Dataset items
--- Start ---

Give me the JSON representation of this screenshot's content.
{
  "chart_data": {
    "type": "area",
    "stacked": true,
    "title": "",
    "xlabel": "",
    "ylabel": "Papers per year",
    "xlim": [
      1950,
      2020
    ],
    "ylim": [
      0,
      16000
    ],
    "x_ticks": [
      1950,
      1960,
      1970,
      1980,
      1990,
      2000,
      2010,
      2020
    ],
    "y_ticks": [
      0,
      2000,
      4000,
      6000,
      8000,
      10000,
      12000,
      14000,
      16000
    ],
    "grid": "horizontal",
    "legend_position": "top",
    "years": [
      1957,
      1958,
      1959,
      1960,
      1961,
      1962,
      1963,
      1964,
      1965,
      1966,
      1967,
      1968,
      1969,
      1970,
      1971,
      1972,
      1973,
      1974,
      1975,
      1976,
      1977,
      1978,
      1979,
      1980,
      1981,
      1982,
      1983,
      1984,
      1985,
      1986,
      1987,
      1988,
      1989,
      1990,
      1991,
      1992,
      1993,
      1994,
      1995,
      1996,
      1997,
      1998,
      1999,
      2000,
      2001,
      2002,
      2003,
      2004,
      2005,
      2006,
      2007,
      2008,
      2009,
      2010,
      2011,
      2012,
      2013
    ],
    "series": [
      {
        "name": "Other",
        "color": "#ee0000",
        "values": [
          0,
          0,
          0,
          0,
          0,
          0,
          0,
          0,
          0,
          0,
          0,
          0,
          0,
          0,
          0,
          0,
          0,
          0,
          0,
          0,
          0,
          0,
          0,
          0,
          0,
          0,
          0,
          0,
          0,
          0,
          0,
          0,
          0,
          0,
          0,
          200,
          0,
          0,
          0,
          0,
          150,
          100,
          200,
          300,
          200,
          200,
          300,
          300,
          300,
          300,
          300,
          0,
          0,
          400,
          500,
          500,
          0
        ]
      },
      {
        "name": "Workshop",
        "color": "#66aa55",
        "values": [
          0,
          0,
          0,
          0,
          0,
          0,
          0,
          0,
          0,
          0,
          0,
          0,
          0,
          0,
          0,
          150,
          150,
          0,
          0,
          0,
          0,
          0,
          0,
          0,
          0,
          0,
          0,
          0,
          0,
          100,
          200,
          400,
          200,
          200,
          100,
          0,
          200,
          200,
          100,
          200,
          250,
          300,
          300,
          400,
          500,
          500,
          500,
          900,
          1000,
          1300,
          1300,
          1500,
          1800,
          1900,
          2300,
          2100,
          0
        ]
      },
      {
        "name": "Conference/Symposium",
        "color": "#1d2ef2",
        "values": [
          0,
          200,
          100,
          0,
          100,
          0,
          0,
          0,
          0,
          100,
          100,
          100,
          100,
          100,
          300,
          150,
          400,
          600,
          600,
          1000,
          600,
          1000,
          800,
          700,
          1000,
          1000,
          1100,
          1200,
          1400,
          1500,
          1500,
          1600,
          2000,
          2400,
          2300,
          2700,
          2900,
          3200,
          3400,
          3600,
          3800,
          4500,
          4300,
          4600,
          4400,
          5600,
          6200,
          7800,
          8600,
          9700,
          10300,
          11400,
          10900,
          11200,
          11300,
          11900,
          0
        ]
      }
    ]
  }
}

--- End ---

_Given instruction:_
Transcribe every entry verbatim.

_Written response:_
Give me the JSON representation of this screenshot's content.
{
  "chart_data": {
    "type": "area",
    "stacked": true,
    "title": "",
    "xlabel": "",
    "ylabel": "Papers per year",
    "xlim": [
      1950,
      2020
    ],
    "ylim": [
      0,
      16000
    ],
    "x_ticks": [
      1950,
      1960,
      1970,
      1980,
      1990,
      2000,
      2010,
      2020
    ],
    "y_ticks": [
      0,
      2000,
      4000,
      6000,
      8000,
      10000,
      12000,
      14000,
      16000
    ],
    "grid": "horizontal",
    "legend_position": "top",
    "years": [
      1957,
      1958,
      1959,
      1960,
      1961,
      1962,
      1963,
      1964,
      1965,
      1966,
      1967,
      1968,
      1969,
      1970,
      1971,
      1972,
      1973,
      1974,
      1975,
      1976,
      1977,
      1978,
      1979,
      1980,
      1981,
      1982,
      1983,
      1984,
      1985,
      1986,
      1987,
      1988,
      1989,
      1990,
      1991,
      1992,
      1993,
      1994,
      1995,
      1996,
      1997,
      1998,
      1999,
      2000,
      2001,
      2002,
      2003,
      2004,
      2005,
      2006,
      2007,
      2008,
      2009,
      2010,
      2011,
      2012,
      2013
    ],
    "series": [
      {
        "name": "Other",
        "color": "#ee0000",
        "values": [
          0,
          0,
          0,
          0,
          0,
          0,
          0,
          0,
          0,
          0,
          0,
          0,
          0,
          0,
          0,
          0,
          0,
          0,
          0,
          0,
          0,
          0,
          0,
          0,
          0,
          0,
          0,
          0,
          0,
          0,
          0,
          0,
          0,
          0,
          0,
          200,
          0,
          0,
          0,
          0,
          150,
          100,
          200,
          300,
          200,
          200,
          300,
          300,
          300,
          300,
          300,
          0,
          0,
          400,
          500,
          500,
          0
        ]
      },
      {
        "name": "Workshop",
        "color": "#66aa55",
        "values": [
          0,
          0,
          0,
          0,
          0,
          0,
          0,
          0,
          0,
          0,
          0,
          0,
          0,
          0,
          0,
          150,
          150,
          0,
          0,
          0,
          0,
          0,
          0,
          0,
          0,
          0,
          0,
          0,
          0,
          100,
          200,
          400,
          200,
          200,
          100,
          0,
          200,
          200,
          100,
          200,
          250,
          300,
          300,
          400,
          500,
          500,
          500,
          900,
          1000,
          1300,
          1300,
          1500,
          1800,
          1900,
          2300,
          2100,
          0
        ]
      },
      {
        "name": "Conference/Symposium",
        "color": "#1d2ef2",
        "values": [
          0,
          200,
          100,
          0,
          100,
          0,
          0,
          0,
          0,
          100,
          100,
          100,
          100,
          100,
          300,
          150,
          400,
          600,
          600,
          1000,
          600,
          1000,
          800,
          700,
          1000,
          1000,
          1100,
          1200,
          1400,
          1500,
          1500,
          1600,
          2000,
          2400,
          2300,
          2700,
          2900,
          3200,
          3400,
          3600,
          3800,
          4500,
          4300,
          4600,
          4400,
          5600,
          6200,
          7800,
          8600,
          9700,
          10300,
          11400,
          10900,
          11200,
          11300,
          11900,
          0
        ]
      }
    ]
  }
}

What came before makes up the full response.